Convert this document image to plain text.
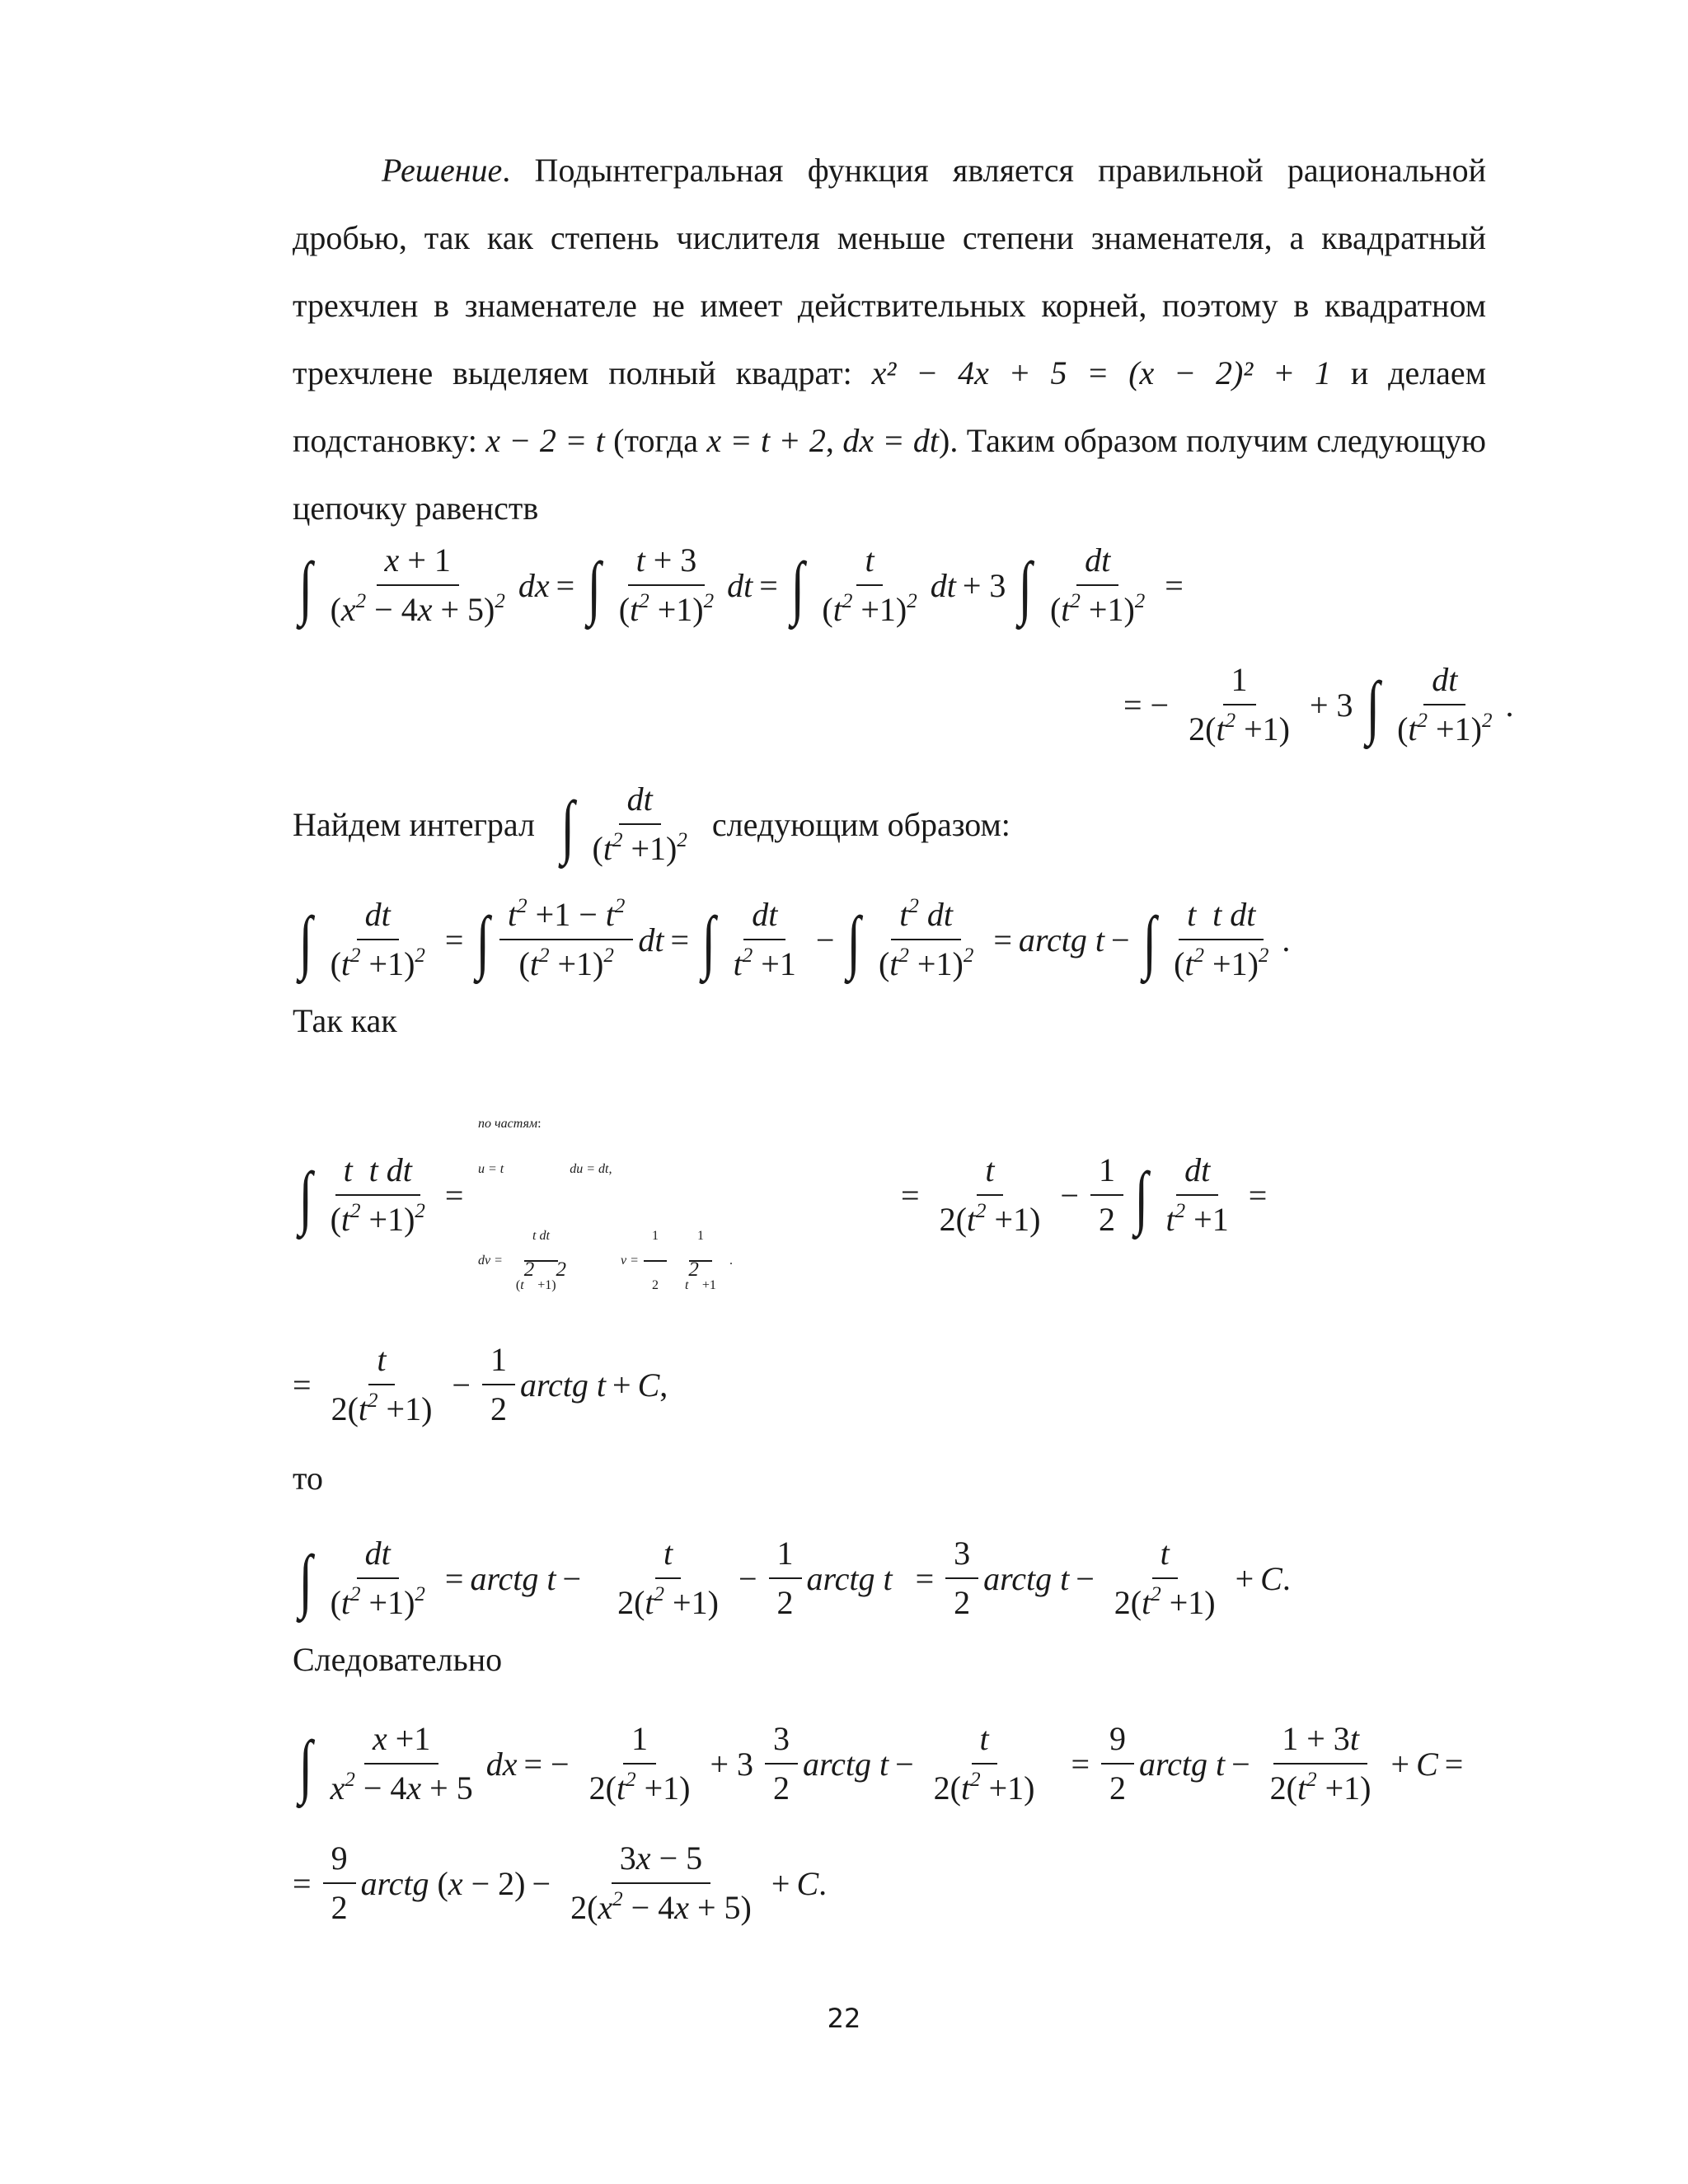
Решение. Подынтегральная функция является правильной рациональной дробью, так как степень числителя меньше степени знаменателя, а квадратный трехчлен в знаменателе не имеет действительных корней, поэтому в квадратном трехчлене выделяем полный квадрат: x² − 4x + 5 = (x − 2)² + 1 и делаем подстановку: x − 2 = t (тогда x = t + 2, dx = dt). Таким образом получим следующую цепочку равенств

∫ $\frac{x + 1}{(x^2 - 4x + 5)^2}$ dx = ∫ $\frac{t + 3}{(t^2 +1)^2}$ dt = ∫ $\frac{t}{(t^2 +1)^2}$ dt + 3 ∫ $\frac{dt}{(t^2 +1)^2}$ =
= − $\frac{1}{2(t^2 +1)} + 3$ ∫ $\frac{dt}{(t^2 +1)^2}$ .
Найдем интеграл ∫ $\frac{dt}{(t^2 +1)^2}$ следующим образом:
∫ $\frac{dt}{(t^2 +1)^2}$ = ∫ $\frac{t^2 +1 - t^2}{(t^2 +1)^2}$ dt = ∫ $\frac{dt}{t^2 +1}$ − ∫ $\frac{t^2 dt}{(t^2 +1)^2}$ = arctg t − ∫ $\frac{\text{t  t dt}}{(t^2 +1)^2}$ .
Так как
∫ $\frac{\text{t  t dt}}{(t^2 +1)^2}$ =
по частям :
u = t	du = dt,
dv = $\frac{\text{t dt}}{(t^2 +1)^2}$	$v = \frac{1}{2} \frac{1}{t^2 +1}$ .
= $\frac{t}{2(t^2 +1)} - \frac{1}{2}$ ∫ $\frac{dt}{t^2 +1}$ =
= $\frac{t}{2(t^2 +1)} - \frac{1}{2}$ arctg t + C ,
то
∫ $\frac{dt}{(t^2 +1)^2}$ = arctg $t - \frac{t}{2(t^2 +1)} - \frac{1}{2}$ arctg $t = \frac{3}{2}$ arctg $t - \frac{t}{2(t^2 +1)} + C$ .
Следовательно
∫ $\frac{x +1}{x^2 - 4x + 5}$ dx = − $\frac{1}{2(t^2 +1)} + 3 \frac{3}{2}$ arctg $t - \frac{t}{2(t^2 +1)} = \frac{9}{2}$ arctg $t - \frac{1 + 3t}{2(t^2 +1)} + C$ =
= $\frac{9}{2}$ arctg $(x - 2) - \frac{3x - 5}{2(x^2 - 4x + 5)} + C$ .
22
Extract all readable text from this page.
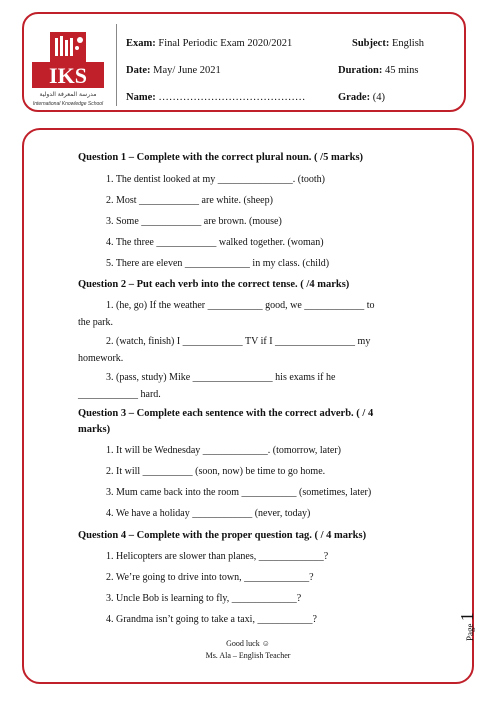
IKS
مدرسة المعرفة الدولية
International Knowledge School
Exam: Final Periodic Exam 2020/2021	Subject: English
Date: May/ June 2021	Duration: 45 mins
Name: ……………………………………	Grade: (4)
Question 1 – Complete with the correct plural noun. ( /5 marks)
1. The dentist looked at my _______________. (tooth)
2. Most ____________ are white. (sheep)
3. Some ____________ are brown. (mouse)
4. The three ____________ walked together. (woman)
5. There are eleven _____________ in my class. (child)
Question 2 – Put each verb into the correct tense. ( /4 marks)
1. (he, go) If the weather ___________ good, we ____________ to
the park.
2. (watch, finish) I ____________ TV if I ________________ my
homework.
3. (pass, study) Mike ________________ his exams if he
____________ hard.
Question 3 – Complete each sentence with the correct adverb. ( / 4
marks)
1. It will be Wednesday _____________. (tomorrow, later)
2. It will __________ (soon, now) be time to go home.
3. Mum came back into the room ___________ (sometimes, later)
4. We have a holiday ____________ (never, today)
Question 4 – Complete with the proper question tag. ( / 4 marks)
1. Helicopters are slower than planes, _____________?
2. We’re going to drive into town, _____________?
3. Uncle Bob is learning to fly, _____________?
4. Grandma isn’t going to take a taxi, ___________?
Good luck ☺
Ms. Ala – English Teacher
Page 1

▶ **To be done**: Extract the run of lines beginning with the line that holds "Extract all readable text from this page." and ending at the last line of the data, inclusive. Exclude any pictures from the copy.

▶ **Result of the task**:
Extract all readable text from this page.
IKS
مدرسة المعرفة الدولية
International Knowledge School
Exam: Final Periodic Exam 2020/2021	Subject: English
Date: May/ June 2021	Duration: 45 mins
Name: ……………………………………	Grade: (4)
Question 1 – Complete with the correct plural noun. ( /5 marks)
1. The dentist looked at my _______________. (tooth)
2. Most ____________ are white. (sheep)
3. Some ____________ are brown. (mouse)
4. The three ____________ walked together. (woman)
5. There are eleven _____________ in my class. (child)
Question 2 – Put each verb into the correct tense. ( /4 marks)
1. (he, go) If the weather ___________ good, we ____________ to
the park.
2. (watch, finish) I ____________ TV if I ________________ my
homework.
3. (pass, study) Mike ________________ his exams if he
____________ hard.
Question 3 – Complete each sentence with the correct adverb. ( / 4
marks)
1. It will be Wednesday _____________. (tomorrow, later)
2. It will __________ (soon, now) be time to go home.
3. Mum came back into the room ___________ (sometimes, later)
4. We have a holiday ____________ (never, today)
Question 4 – Complete with the proper question tag. ( / 4 marks)
1. Helicopters are slower than planes, _____________?
2. We’re going to drive into town, _____________?
3. Uncle Bob is learning to fly, _____________?
4. Grandma isn’t going to take a taxi, ___________?
Good luck ☺
Ms. Ala – English Teacher
Page 1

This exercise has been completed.